Written task =>
Extract every line of the material that holds the string "Taux".
### The input
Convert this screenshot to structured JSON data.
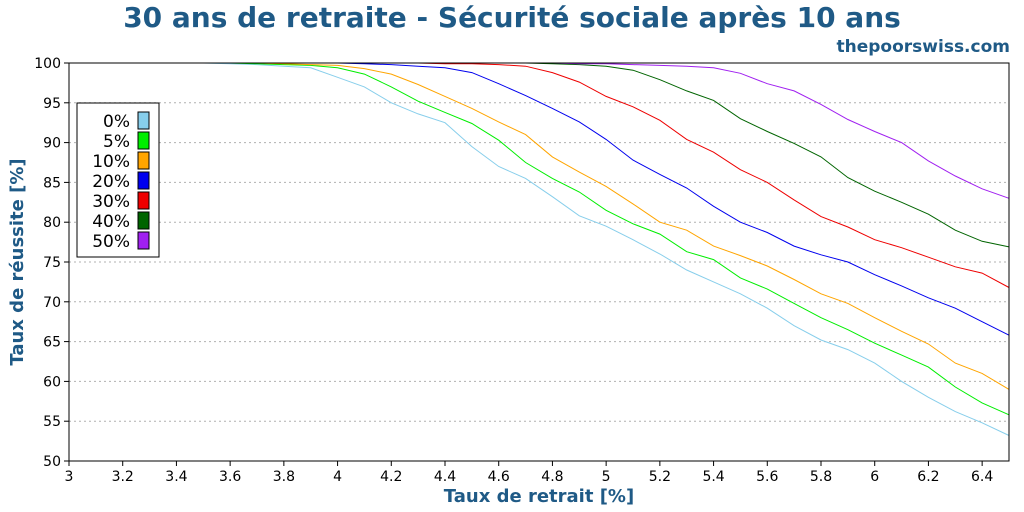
{
  "chart_data": {
    "type": "line",
    "title": "30 ans de retraite - Sécurité sociale après 10 ans",
    "subtitle": "thepoorswiss.com",
    "xlabel": "Taux de retrait [%]",
    "ylabel": "Taux de réussite [%]",
    "xlim": [
      3,
      6.5
    ],
    "ylim": [
      50,
      100
    ],
    "xticks": [
      "3",
      "3.2",
      "3.4",
      "3.6",
      "3.8",
      "4",
      "4.2",
      "4.4",
      "4.6",
      "4.8",
      "5",
      "5.2",
      "5.4",
      "5.6",
      "5.8",
      "6",
      "6.2",
      "6.4"
    ],
    "yticks": [
      "50",
      "55",
      "60",
      "65",
      "70",
      "75",
      "80",
      "85",
      "90",
      "95",
      "100"
    ],
    "grid": "horizontal dotted",
    "legend_position": "upper-left",
    "x": [
      3.0,
      3.1,
      3.2,
      3.3,
      3.4,
      3.5,
      3.6,
      3.7,
      3.8,
      3.9,
      4.0,
      4.1,
      4.2,
      4.3,
      4.4,
      4.5,
      4.6,
      4.7,
      4.8,
      4.9,
      5.0,
      5.1,
      5.2,
      5.3,
      5.4,
      5.5,
      5.6,
      5.7,
      5.8,
      5.9,
      6.0,
      6.1,
      6.2,
      6.3,
      6.4,
      6.5
    ],
    "series": [
      {
        "name": "0%",
        "color": "#87ceeb",
        "values": [
          100,
          100,
          100,
          100,
          100,
          100,
          99.9,
          99.8,
          99.6,
          99.4,
          98.2,
          97.0,
          95.0,
          93.6,
          92.5,
          89.5,
          87.0,
          85.5,
          83.2,
          80.8,
          79.5,
          77.8,
          76.0,
          74.0,
          72.5,
          71.0,
          69.2,
          67.0,
          65.2,
          64.0,
          62.3,
          60.0,
          58.0,
          56.2,
          54.8,
          53.2
        ]
      },
      {
        "name": "5%",
        "color": "#00ee00",
        "values": [
          100,
          100,
          100,
          100,
          100,
          100,
          100,
          99.9,
          99.8,
          99.7,
          99.4,
          98.6,
          97.0,
          95.2,
          93.8,
          92.4,
          90.3,
          87.5,
          85.5,
          83.8,
          81.5,
          79.8,
          78.5,
          76.3,
          75.3,
          73.0,
          71.6,
          69.8,
          68.0,
          66.5,
          64.8,
          63.3,
          61.8,
          59.3,
          57.3,
          55.8
        ]
      },
      {
        "name": "10%",
        "color": "#ffa500",
        "values": [
          100,
          100,
          100,
          100,
          100,
          100,
          100,
          100,
          99.9,
          99.8,
          99.7,
          99.3,
          98.6,
          97.3,
          95.8,
          94.3,
          92.6,
          91.0,
          88.2,
          86.3,
          84.5,
          82.3,
          80.0,
          79.0,
          77.0,
          75.8,
          74.5,
          72.8,
          71.0,
          69.8,
          68.0,
          66.3,
          64.7,
          62.3,
          61.0,
          59.0
        ]
      },
      {
        "name": "20%",
        "color": "#0000ee",
        "values": [
          100,
          100,
          100,
          100,
          100,
          100,
          100,
          100,
          100,
          100,
          100,
          99.9,
          99.8,
          99.6,
          99.4,
          98.8,
          97.4,
          95.9,
          94.3,
          92.6,
          90.4,
          87.8,
          86.0,
          84.3,
          82.0,
          80.0,
          78.7,
          77.0,
          75.9,
          75.0,
          73.4,
          72.0,
          70.5,
          69.2,
          67.5,
          65.8
        ]
      },
      {
        "name": "30%",
        "color": "#ee0000",
        "values": [
          100,
          100,
          100,
          100,
          100,
          100,
          100,
          100,
          100,
          100,
          100,
          100,
          100,
          100,
          99.9,
          99.9,
          99.8,
          99.6,
          98.8,
          97.6,
          95.8,
          94.5,
          92.8,
          90.4,
          88.8,
          86.6,
          85.0,
          82.8,
          80.7,
          79.4,
          77.8,
          76.8,
          75.6,
          74.4,
          73.6,
          71.8
        ]
      },
      {
        "name": "40%",
        "color": "#006400",
        "values": [
          100,
          100,
          100,
          100,
          100,
          100,
          100,
          100,
          100,
          100,
          100,
          100,
          100,
          100,
          100,
          100,
          100,
          100,
          99.9,
          99.8,
          99.6,
          99.1,
          97.9,
          96.5,
          95.3,
          93.0,
          91.4,
          89.9,
          88.2,
          85.6,
          83.9,
          82.5,
          81.0,
          79.0,
          77.6,
          76.9
        ]
      },
      {
        "name": "50%",
        "color": "#a020f0",
        "values": [
          100,
          100,
          100,
          100,
          100,
          100,
          100,
          100,
          100,
          100,
          100,
          100,
          100,
          100,
          100,
          100,
          100,
          100,
          100,
          99.9,
          99.9,
          99.8,
          99.7,
          99.6,
          99.4,
          98.7,
          97.4,
          96.5,
          94.8,
          92.9,
          91.4,
          90.0,
          87.7,
          85.8,
          84.2,
          83.0
        ]
      }
    ]
  }
}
######
Exercise result =>
    "xlabel": "Taux de retrait [%]",
    "ylabel": "Taux de réussite [%]",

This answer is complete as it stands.